Problem details: What follows is a set of entries. Give them again exactly, without the pictures.

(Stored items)
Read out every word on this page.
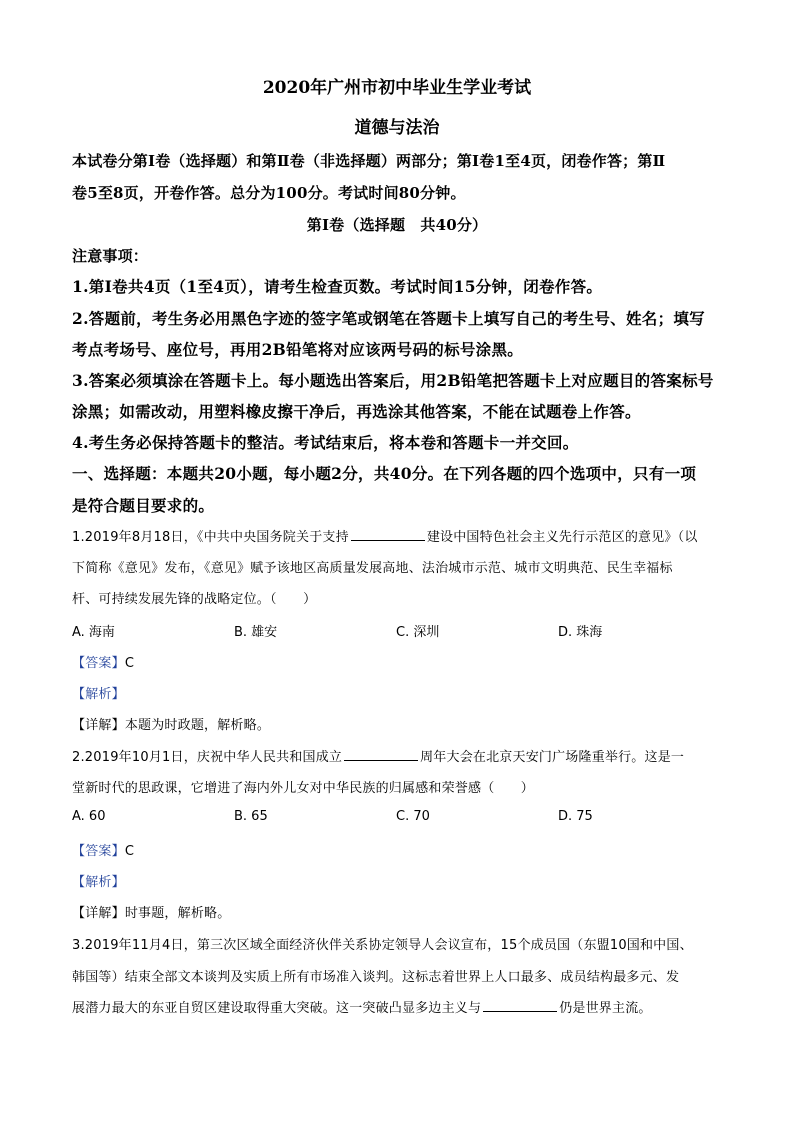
2020年广州市初中毕业生学业考试
道德与法治
本试卷分第Ⅰ卷（选择题）和第Ⅱ卷（非选择题）两部分；第Ⅰ卷1至4页，闭卷作答；第Ⅱ
卷5至8页，开卷作答。总分为100分。考试时间80分钟。
第Ⅰ卷（选择题　共40分）
注意事项：
1.第Ⅰ卷共4页（1至4页），请考生检查页数。考试时间15分钟，闭卷作答。
2.答题前，考生务必用黑色字迹的签字笔或钢笔在答题卡上填写自己的考生号、姓名；填写
考点考场号、座位号，再用2B铅笔将对应该两号码的标号涂黑。
3.答案必须填涂在答题卡上。每小题选出答案后，用2B铅笔把答题卡上对应题目的答案标号
涂黑；如需改动，用塑料橡皮擦干净后，再选涂其他答案，不能在试题卷上作答。
4.考生务必保持答题卡的整洁。考试结束后，将本卷和答题卡一并交回。
一、选择题：本题共20小题，每小题2分，共40分。在下列各题的四个选项中，只有一项
是符合题目要求的。
1.2019年8月18日，《中共中央国务院关于支持	建设中国特色社会主义先行示范区的意见》（以
下简称《意见》发布，《意见》赋予该地区高质量发展高地、法治城市示范、城市文明典范、民生幸福标
杆、可持续发展先锋的战略定位。（　　）
A. 海南	B. 雄安	C. 深圳	D. 珠海
【答案】C
【解析】
【详解】本题为时政题，解析略。
2.2019年10月1日，庆祝中华人民共和国成立	周年大会在北京天安门广场隆重举行。这是一
堂新时代的思政课，它增进了海内外儿女对中华民族的归属感和荣誉感（　　）
A. 60	B. 65	C. 70	D. 75
【答案】C
【解析】
【详解】时事题，解析略。
3.2019年11月4日，第三次区域全面经济伙伴关系协定领导人会议宣布，15个成员国（东盟10国和中国、
韩国等）结束全部文本谈判及实质上所有市场准入谈判。这标志着世界上人口最多、成员结构最多元、发
展潜力最大的东亚自贸区建设取得重大突破。这一突破凸显多边主义与	仍是世界主流。
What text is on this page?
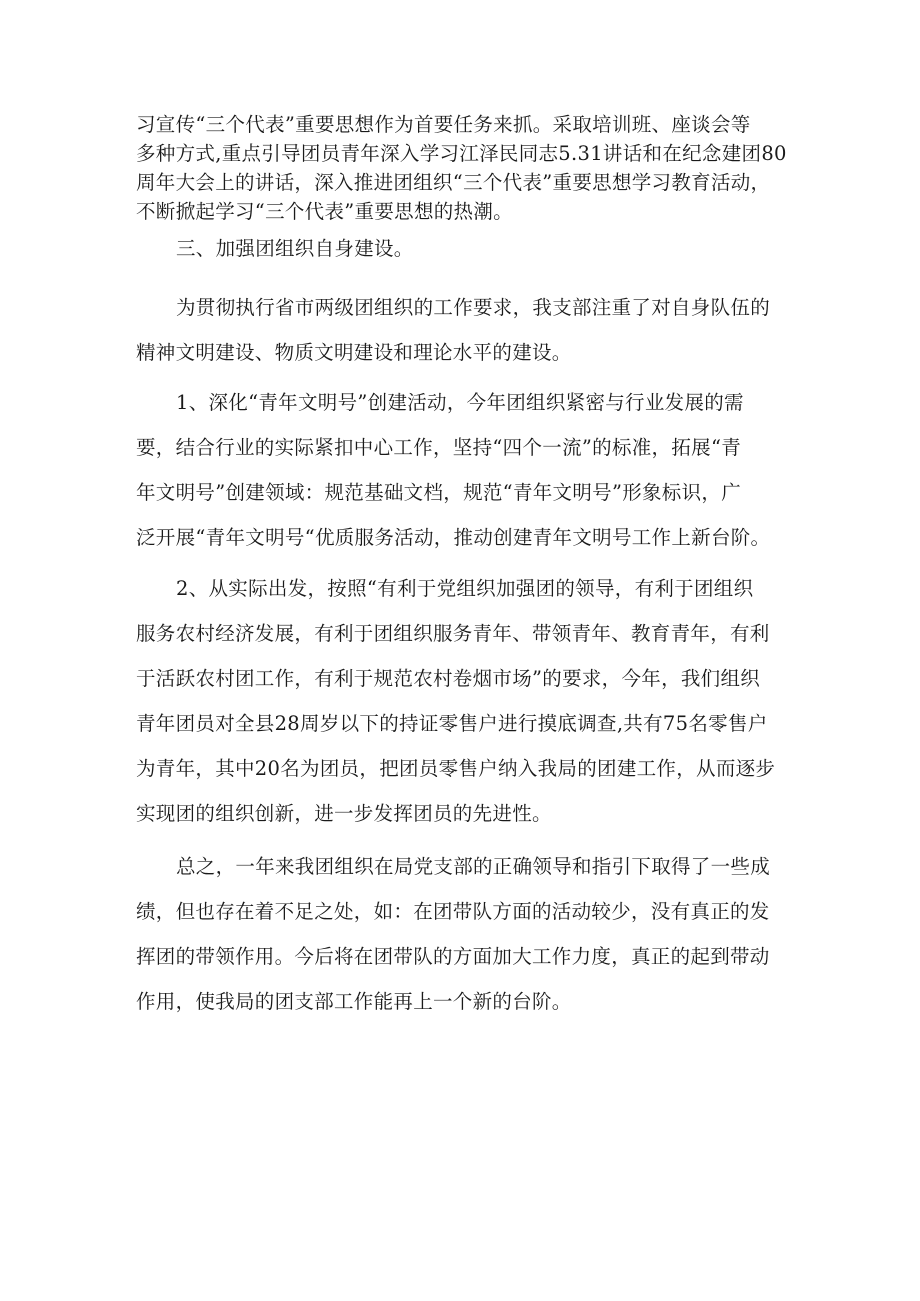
习宣传“三个代表”重要思想作为首要任务来抓。采取培训班、座谈会等
多种方式,重点引导团员青年深入学习江泽民同志5.31讲话和在纪念建团80
周年大会上的讲话，深入推进团组织“三个代表”重要思想学习教育活动，
不断掀起学习“三个代表”重要思想的热潮。
三、加强团组织自身建设。
为贯彻执行省市两级团组织的工作要求，我支部注重了对自身队伍的
精神文明建设、物质文明建设和理论水平的建设。
1、深化“青年文明号”创建活动，今年团组织紧密与行业发展的需
要，结合行业的实际紧扣中心工作，坚持“四个一流”的标准，拓展“青
年文明号”创建领域：规范基础文档，规范“青年文明号”形象标识，广
泛开展“青年文明号“优质服务活动，推动创建青年文明号工作上新台阶。
2、从实际出发，按照“有利于党组织加强团的领导，有利于团组织
服务农村经济发展，有利于团组织服务青年、带领青年、教育青年，有利
于活跃农村团工作，有利于规范农村卷烟市场”的要求，今年，我们组织
青年团员对全县28周岁以下的持证零售户进行摸底调查,共有75名零售户
为青年，其中20名为团员，把团员零售户纳入我局的团建工作，从而逐步
实现团的组织创新，进一步发挥团员的先进性。
总之，一年来我团组织在局党支部的正确领导和指引下取得了一些成
绩，但也存在着不足之处，如：在团带队方面的活动较少，没有真正的发
挥团的带领作用。今后将在团带队的方面加大工作力度，真正的起到带动
作用，使我局的团支部工作能再上一个新的台阶。
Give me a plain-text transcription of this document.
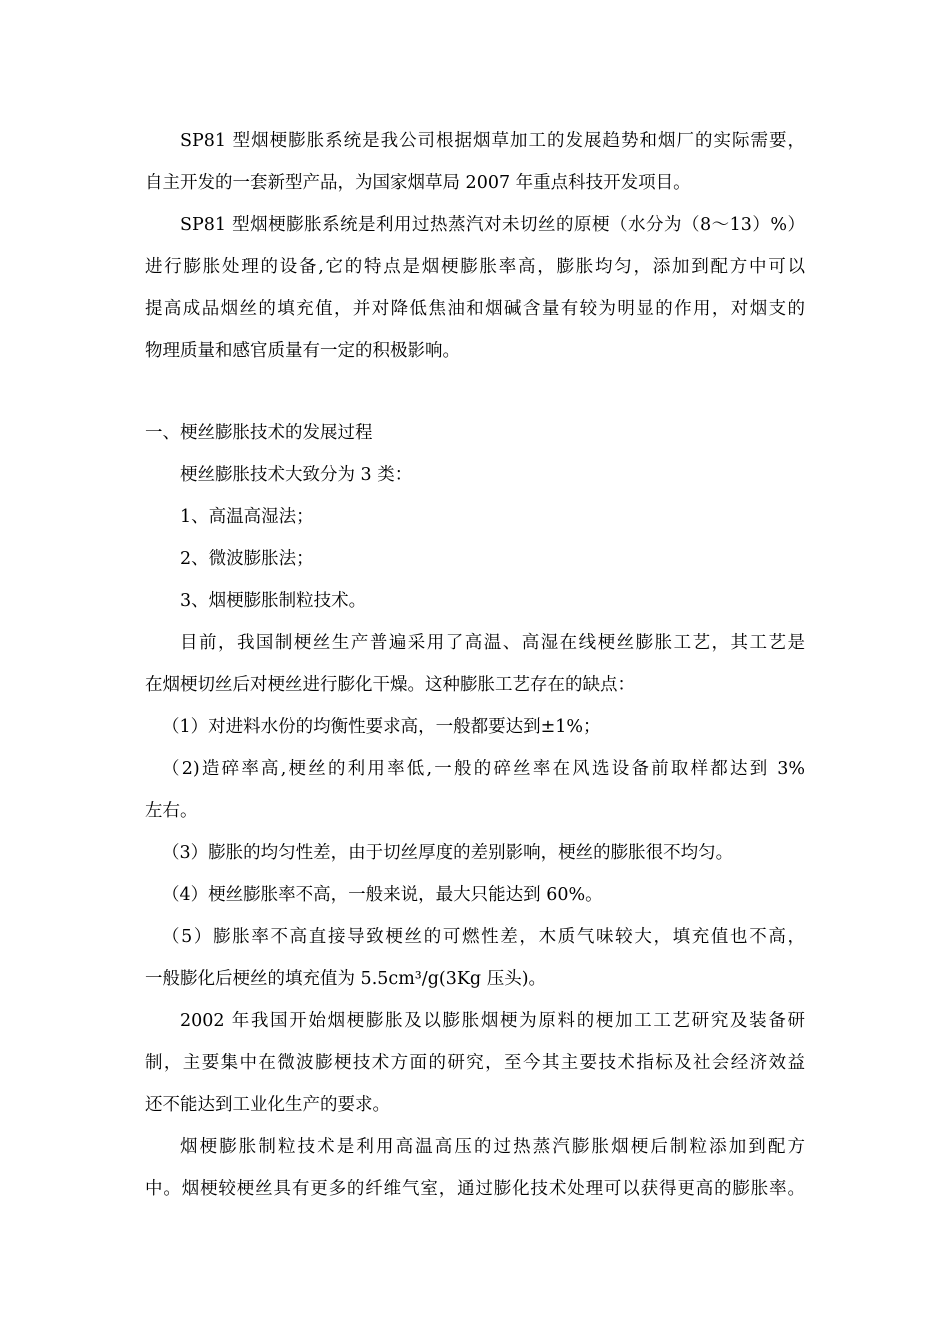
SP81 型烟梗膨胀系统是我公司根据烟草加工的发展趋势和烟厂的实际需要，
自主开发的一套新型产品，为国家烟草局 2007 年重点科技开发项目。
SP81 型烟梗膨胀系统是利用过热蒸汽对未切丝的原梗（水分为（8～13）%）
进行膨胀处理的设备,它的特点是烟梗膨胀率高，膨胀均匀，添加到配方中可以
提高成品烟丝的填充值，并对降低焦油和烟碱含量有较为明显的作用，对烟支的
物理质量和感官质量有一定的积极影响。
一、梗丝膨胀技术的发展过程
梗丝膨胀技术大致分为 3 类：
1、高温高湿法；
2、微波膨胀法；
3、烟梗膨胀制粒技术。
目前，我国制梗丝生产普遍采用了高温、高湿在线梗丝膨胀工艺，其工艺是
在烟梗切丝后对梗丝进行膨化干燥。这种膨胀工艺存在的缺点：
（1）对进料水份的均衡性要求高，一般都要达到±1%；
（2)造碎率高,梗丝的利用率低,一般的碎丝率在风选设备前取样都达到 3%
左右。
（3）膨胀的均匀性差，由于切丝厚度的差别影响，梗丝的膨胀很不均匀。
（4）梗丝膨胀率不高，一般来说，最大只能达到 60%。
（5）膨胀率不高直接导致梗丝的可燃性差，木质气味较大，填充值也不高，
一般膨化后梗丝的填充值为 5.5cm³/g(3Kg 压头)。
2002 年我国开始烟梗膨胀及以膨胀烟梗为原料的梗加工工艺研究及装备研
制，主要集中在微波膨梗技术方面的研究，至今其主要技术指标及社会经济效益
还不能达到工业化生产的要求。
烟梗膨胀制粒技术是利用高温高压的过热蒸汽膨胀烟梗后制粒添加到配方
中。烟梗较梗丝具有更多的纤维气室，通过膨化技术处理可以获得更高的膨胀率。
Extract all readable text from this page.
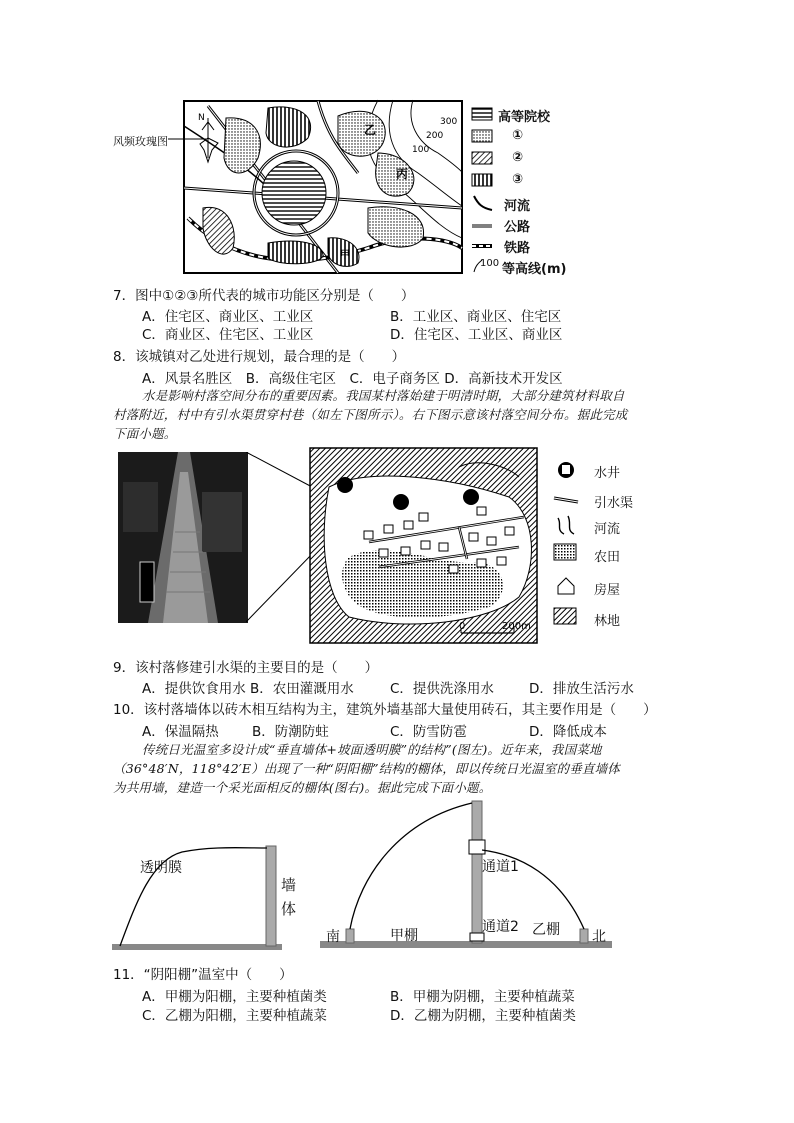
风频玫瑰图
N
乙
丙
甲
300
200
100
高等院校
①
②
③
河流
公路
铁路
100 等高线(m)
7．图中①②③所代表的城市功能区分别是（　　）
A．住宅区、商业区、工业区	B．工业区、商业区、住宅区
C．商业区、住宅区、工业区	D．住宅区、工业区、商业区
8．该城镇对乙处进行规划，最合理的是（　　）
A．风景名胜区　B．高级住宅区　C．电子商务区 D．高新技术开发区
水是影响村落空间分布的重要因素。我国某村落始建于明清时期，大部分建筑材料取自
村落附近，村中有引水渠贯穿村巷（如左下图所示）。右下图示意该村落空间分布。据此完成
下面小题。
0	200m
水井
引水渠
河流
农田
房屋
林地
9．该村落修建引水渠的主要目的是（　　）
A．提供饮食用水 B．农田灌溉用水	C．提供洗涤用水	D．排放生活污水
10．该村落墙体以砖木相互结构为主，建筑外墙基部大量使用砖石，其主要作用是（　　）
A．保温隔热 B．防潮防蛀	C．防雪防雹	D．降低成本
传统日光温室多设计成“垂直墙体+坡面透明膜”的结构”(图左)。近年来，我国菜地
（36°48′N，118°42′E）出现了一种“阴阳棚”结构的棚体，即以传统日光温室的垂直墙体
为共用墙，建造一个采光面相反的棚体(图右)。据此完成下面小题。
透明膜
墙
体
通道1
通道2
南	北
甲棚	乙棚
11．“阴阳棚”温室中（　　）
A．甲棚为阳棚，主要种植菌类	B．甲棚为阴棚，主要种植蔬菜
C．乙棚为阳棚，主要种植蔬菜	D．乙棚为阴棚，主要种植菌类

Answer to the exercise:
Read out every word on this page.
2020年广州市初中毕业生学业考试
道德与法治
本试卷分第Ⅰ卷（选择题）和第Ⅱ卷（非选择题）两部分；第Ⅰ卷1至4页，闭卷作答；第Ⅱ
卷5至8页，开卷作答。总分为100分。考试时间80分钟。
第Ⅰ卷（选择题　共40分）
注意事项：
1.第Ⅰ卷共4页（1至4页），请考生检查页数。考试时间15分钟，闭卷作答。
2.答题前，考生务必用黑色字迹的签字笔或钢笔在答题卡上填写自己的考生号、姓名；填写
考点考场号、座位号，再用2B铅笔将对应该两号码的标号涂黑。
3.答案必须填涂在答题卡上。每小题选出答案后，用2B铅笔把答题卡上对应题目的答案标号
涂黑；如需改动，用塑料橡皮擦干净后，再选涂其他答案，不能在试题卷上作答。
4.考生务必保持答题卡的整洁。考试结束后，将本卷和答题卡一并交回。
一、选择题：本题共20小题，每小题2分，共40分。在下列各题的四个选项中，只有一项
是符合题目要求的。
1.2019年8月18日，《中共中央国务院关于支持	建设中国特色社会主义先行示范区的意见》（以
下简称《意见》发布，《意见》赋予该地区高质量发展高地、法治城市示范、城市文明典范、民生幸福标
杆、可持续发展先锋的战略定位。（　　）
A. 海南	B. 雄安	C. 深圳	D. 珠海
【答案】C
【解析】
【详解】本题为时政题，解析略。
2.2019年10月1日，庆祝中华人民共和国成立	周年大会在北京天安门广场隆重举行。这是一
堂新时代的思政课，它增进了海内外儿女对中华民族的归属感和荣誉感（　　）
A. 60	B. 65	C. 70	D. 75
【答案】C
【解析】
【详解】时事题，解析略。
3.2019年11月4日，第三次区域全面经济伙伴关系协定领导人会议宣布，15个成员国（东盟10国和中国、
韩国等）结束全部文本谈判及实质上所有市场准入谈判。这标志着世界上人口最多、成员结构最多元、发
展潜力最大的东亚自贸区建设取得重大突破。这一突破凸显多边主义与	仍是世界主流。
What text is on this page?
习宣传“三个代表”重要思想作为首要任务来抓。采取培训班、座谈会等
多种方式,重点引导团员青年深入学习江泽民同志5.31讲话和在纪念建团80
周年大会上的讲话，深入推进团组织“三个代表”重要思想学习教育活动，
不断掀起学习“三个代表”重要思想的热潮。
三、加强团组织自身建设。
为贯彻执行省市两级团组织的工作要求，我支部注重了对自身队伍的
精神文明建设、物质文明建设和理论水平的建设。
1、深化“青年文明号”创建活动，今年团组织紧密与行业发展的需
要，结合行业的实际紧扣中心工作，坚持“四个一流”的标准，拓展“青
年文明号”创建领域：规范基础文档，规范“青年文明号”形象标识，广
泛开展“青年文明号“优质服务活动，推动创建青年文明号工作上新台阶。
2、从实际出发，按照“有利于党组织加强团的领导，有利于团组织
服务农村经济发展，有利于团组织服务青年、带领青年、教育青年，有利
于活跃农村团工作，有利于规范农村卷烟市场”的要求，今年，我们组织
青年团员对全县28周岁以下的持证零售户进行摸底调查,共有75名零售户
为青年，其中20名为团员，把团员零售户纳入我局的团建工作，从而逐步
实现团的组织创新，进一步发挥团员的先进性。
总之，一年来我团组织在局党支部的正确领导和指引下取得了一些成
绩，但也存在着不足之处，如：在团带队方面的活动较少，没有真正的发
挥团的带领作用。今后将在团带队的方面加大工作力度，真正的起到带动
作用，使我局的团支部工作能再上一个新的台阶。
Give me a plain-text transcription of this document.
SP81 型烟梗膨胀系统是我公司根据烟草加工的发展趋势和烟厂的实际需要，
自主开发的一套新型产品，为国家烟草局 2007 年重点科技开发项目。
SP81 型烟梗膨胀系统是利用过热蒸汽对未切丝的原梗（水分为（8～13）%）
进行膨胀处理的设备,它的特点是烟梗膨胀率高，膨胀均匀，添加到配方中可以
提高成品烟丝的填充值，并对降低焦油和烟碱含量有较为明显的作用，对烟支的
物理质量和感官质量有一定的积极影响。
一、梗丝膨胀技术的发展过程
梗丝膨胀技术大致分为 3 类：
1、高温高湿法；
2、微波膨胀法；
3、烟梗膨胀制粒技术。
目前，我国制梗丝生产普遍采用了高温、高湿在线梗丝膨胀工艺，其工艺是
在烟梗切丝后对梗丝进行膨化干燥。这种膨胀工艺存在的缺点：
（1）对进料水份的均衡性要求高，一般都要达到±1%；
（2)造碎率高,梗丝的利用率低,一般的碎丝率在风选设备前取样都达到 3%
左右。
（3）膨胀的均匀性差，由于切丝厚度的差别影响，梗丝的膨胀很不均匀。
（4）梗丝膨胀率不高，一般来说，最大只能达到 60%。
（5）膨胀率不高直接导致梗丝的可燃性差，木质气味较大，填充值也不高，
一般膨化后梗丝的填充值为 5.5cm³/g(3Kg 压头)。
2002 年我国开始烟梗膨胀及以膨胀烟梗为原料的梗加工工艺研究及装备研
制，主要集中在微波膨梗技术方面的研究，至今其主要技术指标及社会经济效益
还不能达到工业化生产的要求。
烟梗膨胀制粒技术是利用高温高压的过热蒸汽膨胀烟梗后制粒添加到配方
中。烟梗较梗丝具有更多的纤维气室，通过膨化技术处理可以获得更高的膨胀率。
Extract all readable text from this page.
风频玫瑰图
N
乙
丙
甲
300
200
100
高等院校
①
②
③
河流
公路
铁路
100 等高线(m)
7．图中①②③所代表的城市功能区分别是（　　）
A．住宅区、商业区、工业区	B．工业区、商业区、住宅区
C．商业区、住宅区、工业区	D．住宅区、工业区、商业区
8．该城镇对乙处进行规划，最合理的是（　　）
A．风景名胜区　B．高级住宅区　C．电子商务区 D．高新技术开发区
水是影响村落空间分布的重要因素。我国某村落始建于明清时期，大部分建筑材料取自
村落附近，村中有引水渠贯穿村巷（如左下图所示）。右下图示意该村落空间分布。据此完成
下面小题。
0	200m
水井
引水渠
河流
农田
房屋
林地
9．该村落修建引水渠的主要目的是（　　）
A．提供饮食用水 B．农田灌溉用水	C．提供洗涤用水	D．排放生活污水
10．该村落墙体以砖木相互结构为主，建筑外墙基部大量使用砖石，其主要作用是（　　）
A．保温隔热 B．防潮防蛀	C．防雪防雹	D．降低成本
传统日光温室多设计成“垂直墙体+坡面透明膜”的结构”(图左)。近年来，我国菜地
（36°48′N，118°42′E）出现了一种“阴阳棚”结构的棚体，即以传统日光温室的垂直墙体
为共用墙，建造一个采光面相反的棚体(图右)。据此完成下面小题。
透明膜
墙
体
通道1
通道2
南	北
甲棚	乙棚
11．“阴阳棚”温室中（　　）
A．甲棚为阳棚，主要种植菌类	B．甲棚为阴棚，主要种植蔬菜
C．乙棚为阳棚，主要种植蔬菜	D．乙棚为阴棚，主要种植菌类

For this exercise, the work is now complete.